[Begin DATA LISTING]
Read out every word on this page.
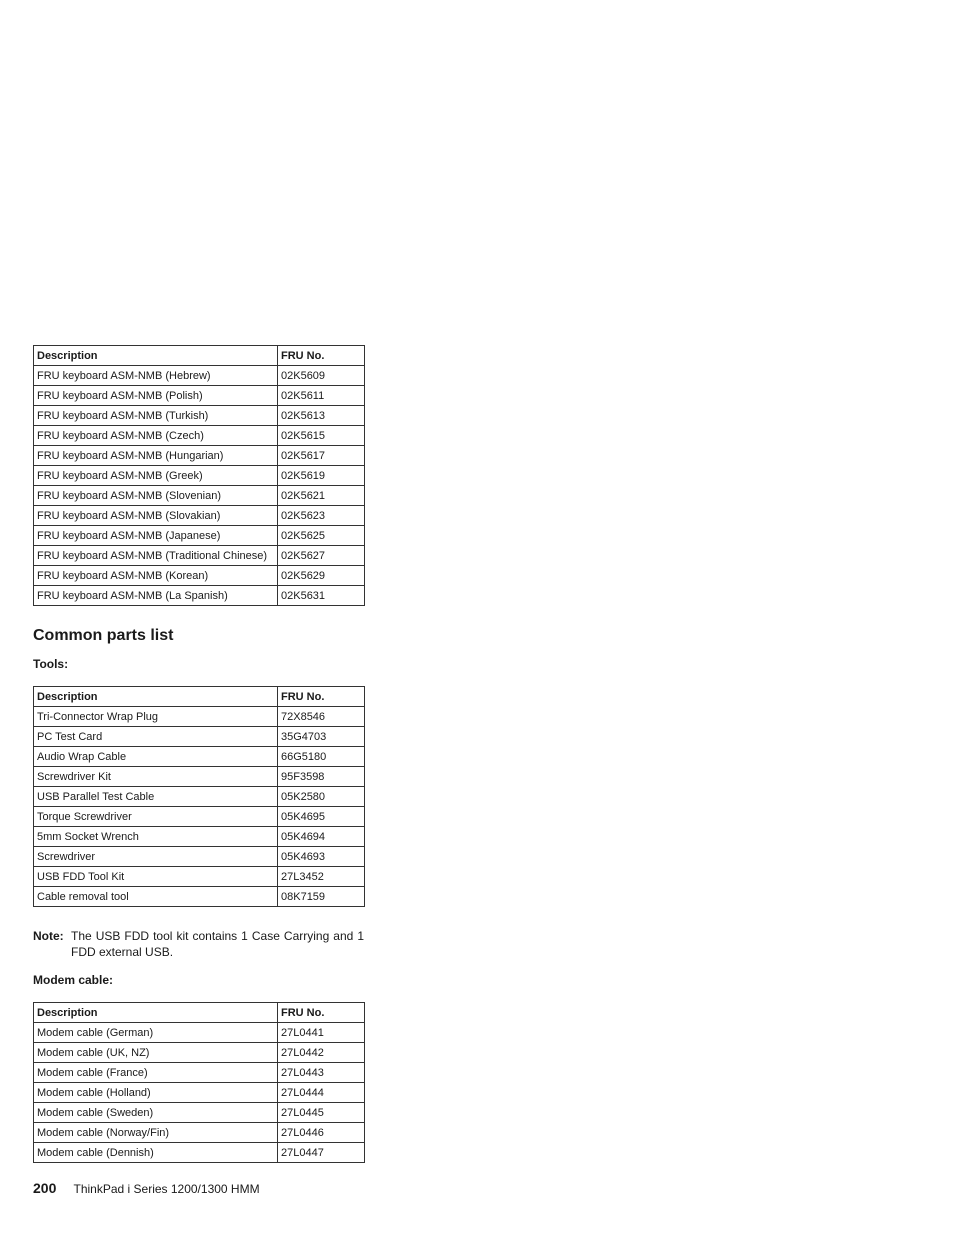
Description	FRU No.
FRU keyboard ASM-NMB (Hebrew)	02K5609
FRU keyboard ASM-NMB (Polish)	02K5611
FRU keyboard ASM-NMB (Turkish)	02K5613
FRU keyboard ASM-NMB (Czech)	02K5615
FRU keyboard ASM-NMB (Hungarian)	02K5617
FRU keyboard ASM-NMB (Greek)	02K5619
FRU keyboard ASM-NMB (Slovenian)	02K5621
FRU keyboard ASM-NMB (Slovakian)	02K5623
FRU keyboard ASM-NMB (Japanese)	02K5625
FRU keyboard ASM-NMB (Traditional Chinese)	02K5627
FRU keyboard ASM-NMB (Korean)	02K5629
FRU keyboard ASM-NMB (La Spanish)	02K5631
Common parts list
Tools:
Description	FRU No.
Tri-Connector Wrap Plug	72X8546
PC Test Card	35G4703
Audio Wrap Cable	66G5180
Screwdriver Kit	95F3598
USB Parallel Test Cable	05K2580
Torque Screwdriver	05K4695
5mm Socket Wrench	05K4694
Screwdriver	05K4693
USB FDD Tool Kit	27L3452
Cable removal tool	08K7159
Note: The USB FDD tool kit contains 1 Case Carrying and 1 FDD external USB.
Modem cable:
Description	FRU No.
Modem cable (German)	27L0441
Modem cable (UK, NZ)	27L0442
Modem cable (France)	27L0443
Modem cable (Holland)	27L0444
Modem cable (Sweden)	27L0445
Modem cable (Norway/Fin)	27L0446
Modem cable (Dennish)	27L0447
200 ThinkPad i Series 1200/1300 HMM
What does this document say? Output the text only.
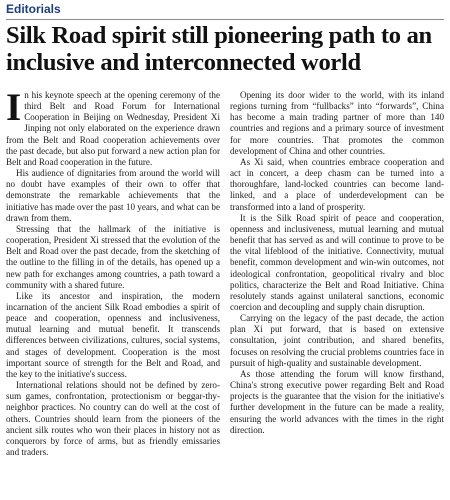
Editorials
Silk Road spirit still pioneering path to an inclusive and interconnected world

In his keynote speech at the opening ceremony of the third Belt and Road Forum for International Cooperation in Beijing on Wednesday, President Xi Jinping not only elaborated on the experience drawn from the Belt and Road cooperation achievements over the past decade, but also put forward a new action plan for Belt and Road cooperation in the future.

His audience of dignitaries from around the world will no doubt have examples of their own to offer that demonstrate the remarkable achievements that the initiative has made over the past 10 years, and what can be drawn from them.

Stressing that the hallmark of the initiative is cooperation, President Xi stressed that the evolution of the Belt and Road over the past decade, from the sketching of the outline to the filling in of the details, has opened up a new path for exchanges among countries, a path toward a community with a shared future.

Like its ancestor and inspiration, the modern incarnation of the ancient Silk Road embodies a spirit of peace and cooperation, openness and inclusiveness, mutual learning and mutual benefit. It transcends differences between civilizations, cultures, social systems, and stages of development. Cooperation is the most important source of strength for the Belt and Road, and the key to the initiative's success.

International relations should not be defined by zero-sum games, confrontation, protectionism or beggar-thy-neighbor practices. No country can do well at the cost of others. Countries should learn from the pioneers of the ancient silk routes who won their places in history not as conquerors by force of arms, but as friendly emissaries and traders.

Opening its door wider to the world, with its inland regions turning from “fullbacks” into “forwards”, China has become a main trading partner of more than 140 countries and regions and a primary source of investment for more countries. That promotes the common development of China and other countries.

As Xi said, when countries embrace cooperation and act in concert, a deep chasm can be turned into a thoroughfare, land-locked countries can become land-linked, and a place of underdevelopment can be transformed into a land of prosperity.

It is the Silk Road spirit of peace and cooperation, openness and inclusiveness, mutual learning and mutual benefit that has served as and will continue to prove to be the vital lifeblood of the initiative. Connectivity, mutual benefit, common development and win-win outcomes, not ideological confrontation, geopolitical rivalry and bloc politics, characterize the Belt and Road Initiative. China resolutely stands against unilateral sanctions, economic coercion and decoupling and supply chain disruption.

Carrying on the legacy of the past decade, the action plan Xi put forward, that is based on extensive consultation, joint contribution, and shared benefits, focuses on resolving the crucial problems countries face in pursuit of high-quality and sustainable development.

As those attending the forum will know firsthand, China's strong executive power regarding Belt and Road projects is the guarantee that the vision for the initiative's further development in the future can be made a reality, ensuring the world advances with the times in the right direction.
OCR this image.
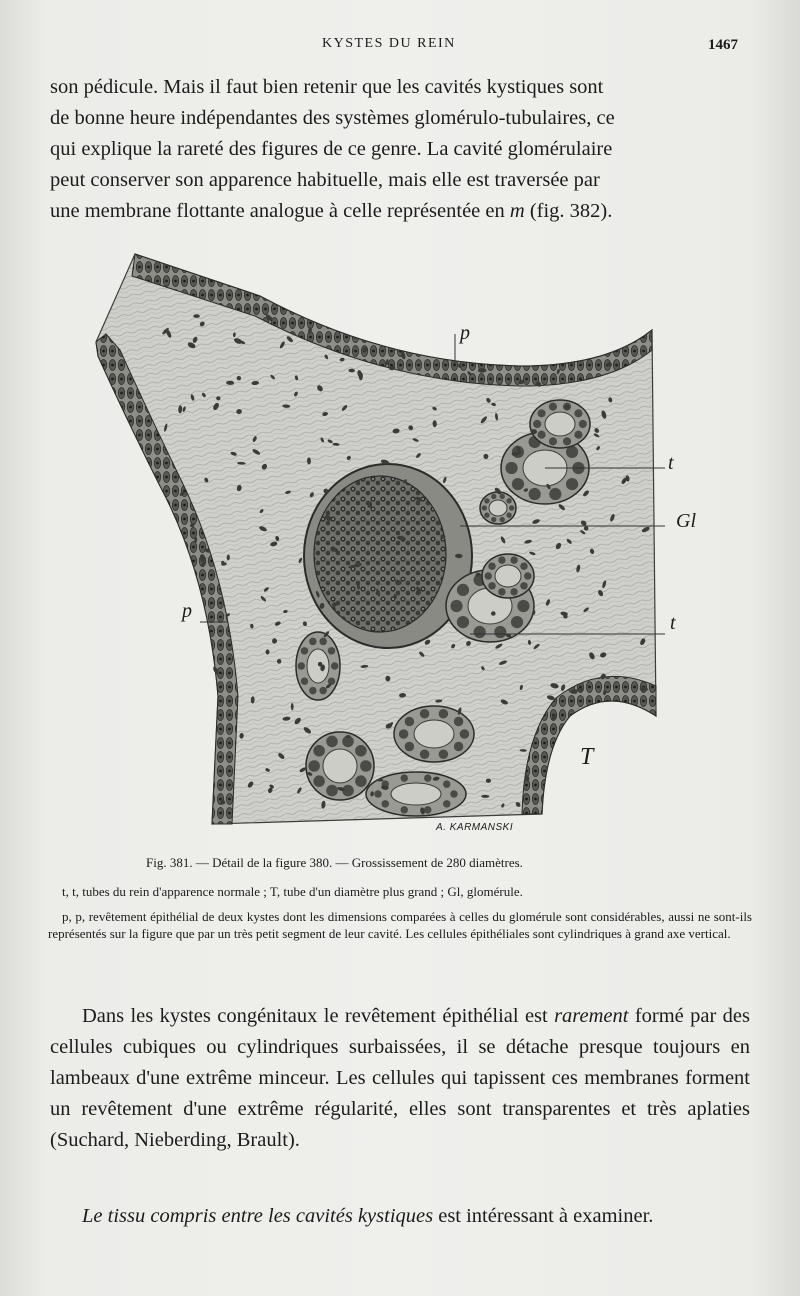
KYSTES DU REIN	1467
son pédicule. Mais il faut bien retenir que les cavités kystiques sont
de bonne heure indépendantes des systèmes glomérulo-tubulaires, ce
qui explique la rareté des figures de ce genre. La cavité glomérulaire
peut conserver son apparence habituelle, mais elle est traversée par
une membrane flottante analogue à celle représentée en m (fig. 382).
p
t
Gl
t
p
T
A. KARMANSKI
Fig. 381. — Détail de la figure 380. — Grossissement de 280 diamètres.
t, t, tubes du rein d'apparence normale ; T, tube d'un diamètre plus grand ; Gl, glomérule.
p, p, revêtement épithélial de deux kystes dont les dimensions comparées à celles du glomérule sont considérables, aussi ne sont-ils représentés sur la figure que par un très petit segment de leur cavité. Les cellules épithéliales sont cylindriques à grand axe vertical.
Dans les kystes congénitaux le revêtement épithélial est rarement formé par des cellules cubiques ou cylindriques surbaissées, il se détache presque toujours en lambeaux d'une extrême minceur. Les cellules qui tapissent ces membranes forment un revêtement d'une extrême régularité, elles sont transparentes et très aplaties (Suchard, Nieberding, Brault).
Le tissu compris entre les cavités kystiques est intéressant à examiner.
[End DATA LISTING]
- TASK PROMPT
Return the entries unchanged, save for the pictures, which do not belong in the copy.

- REPLY
Read out every word on this page.
Description	FRU No.
FRU keyboard ASM-NMB (Hebrew)	02K5609
FRU keyboard ASM-NMB (Polish)	02K5611
FRU keyboard ASM-NMB (Turkish)	02K5613
FRU keyboard ASM-NMB (Czech)	02K5615
FRU keyboard ASM-NMB (Hungarian)	02K5617
FRU keyboard ASM-NMB (Greek)	02K5619
FRU keyboard ASM-NMB (Slovenian)	02K5621
FRU keyboard ASM-NMB (Slovakian)	02K5623
FRU keyboard ASM-NMB (Japanese)	02K5625
FRU keyboard ASM-NMB (Traditional Chinese)	02K5627
FRU keyboard ASM-NMB (Korean)	02K5629
FRU keyboard ASM-NMB (La Spanish)	02K5631
Common parts list
Tools:
Description	FRU No.
Tri-Connector Wrap Plug	72X8546
PC Test Card	35G4703
Audio Wrap Cable	66G5180
Screwdriver Kit	95F3598
USB Parallel Test Cable	05K2580
Torque Screwdriver	05K4695
5mm Socket Wrench	05K4694
Screwdriver	05K4693
USB FDD Tool Kit	27L3452
Cable removal tool	08K7159
Note: The USB FDD tool kit contains 1 Case Carrying and 1 FDD external USB.
Modem cable:
Description	FRU No.
Modem cable (German)	27L0441
Modem cable (UK, NZ)	27L0442
Modem cable (France)	27L0443
Modem cable (Holland)	27L0444
Modem cable (Sweden)	27L0445
Modem cable (Norway/Fin)	27L0446
Modem cable (Dennish)	27L0447
200 ThinkPad i Series 1200/1300 HMM
What does this document say? Output the text only.
Editorials
Silk Road spirit still pioneering path to an inclusive and interconnected world

In his keynote speech at the opening ceremony of the third Belt and Road Forum for International Cooperation in Beijing on Wednesday, President Xi Jinping not only elaborated on the experience drawn from the Belt and Road cooperation achievements over the past decade, but also put forward a new action plan for Belt and Road cooperation in the future.

His audience of dignitaries from around the world will no doubt have examples of their own to offer that demonstrate the remarkable achievements that the initiative has made over the past 10 years, and what can be drawn from them.

Stressing that the hallmark of the initiative is cooperation, President Xi stressed that the evolution of the Belt and Road over the past decade, from the sketching of the outline to the filling in of the details, has opened up a new path for exchanges among countries, a path toward a community with a shared future.

Like its ancestor and inspiration, the modern incarnation of the ancient Silk Road embodies a spirit of peace and cooperation, openness and inclusiveness, mutual learning and mutual benefit. It transcends differences between civilizations, cultures, social systems, and stages of development. Cooperation is the most important source of strength for the Belt and Road, and the key to the initiative's success.

International relations should not be defined by zero-sum games, confrontation, protectionism or beggar-thy-neighbor practices. No country can do well at the cost of others. Countries should learn from the pioneers of the ancient silk routes who won their places in history not as conquerors by force of arms, but as friendly emissaries and traders.

Opening its door wider to the world, with its inland regions turning from “fullbacks” into “forwards”, China has become a main trading partner of more than 140 countries and regions and a primary source of investment for more countries. That promotes the common development of China and other countries.

As Xi said, when countries embrace cooperation and act in concert, a deep chasm can be turned into a thoroughfare, land-locked countries can become land-linked, and a place of underdevelopment can be transformed into a land of prosperity.

It is the Silk Road spirit of peace and cooperation, openness and inclusiveness, mutual learning and mutual benefit that has served as and will continue to prove to be the vital lifeblood of the initiative. Connectivity, mutual benefit, common development and win-win outcomes, not ideological confrontation, geopolitical rivalry and bloc politics, characterize the Belt and Road Initiative. China resolutely stands against unilateral sanctions, economic coercion and decoupling and supply chain disruption.

Carrying on the legacy of the past decade, the action plan Xi put forward, that is based on extensive consultation, joint contribution, and shared benefits, focuses on resolving the crucial problems countries face in pursuit of high-quality and sustainable development.

As those attending the forum will know firsthand, China's strong executive power regarding Belt and Road projects is the guarantee that the vision for the initiative's further development in the future can be made a reality, ensuring the world advances with the times in the right direction.
OCR this image.
KYSTES DU REIN	1467
son pédicule. Mais il faut bien retenir que les cavités kystiques sont
de bonne heure indépendantes des systèmes glomérulo-tubulaires, ce
qui explique la rareté des figures de ce genre. La cavité glomérulaire
peut conserver son apparence habituelle, mais elle est traversée par
une membrane flottante analogue à celle représentée en m (fig. 382).
p
t
Gl
t
p
T
A. KARMANSKI
Fig. 381. — Détail de la figure 380. — Grossissement de 280 diamètres.
t, t, tubes du rein d'apparence normale ; T, tube d'un diamètre plus grand ; Gl, glomérule.
p, p, revêtement épithélial de deux kystes dont les dimensions comparées à celles du glomérule sont considérables, aussi ne sont-ils représentés sur la figure que par un très petit segment de leur cavité. Les cellules épithéliales sont cylindriques à grand axe vertical.
Dans les kystes congénitaux le revêtement épithélial est rarement formé par des cellules cubiques ou cylindriques surbaissées, il se détache presque toujours en lambeaux d'une extrême minceur. Les cellules qui tapissent ces membranes forment un revêtement d'une extrême régularité, elles sont transparentes et très aplaties (Suchard, Nieberding, Brault).
Le tissu compris entre les cavités kystiques est intéressant à examiner.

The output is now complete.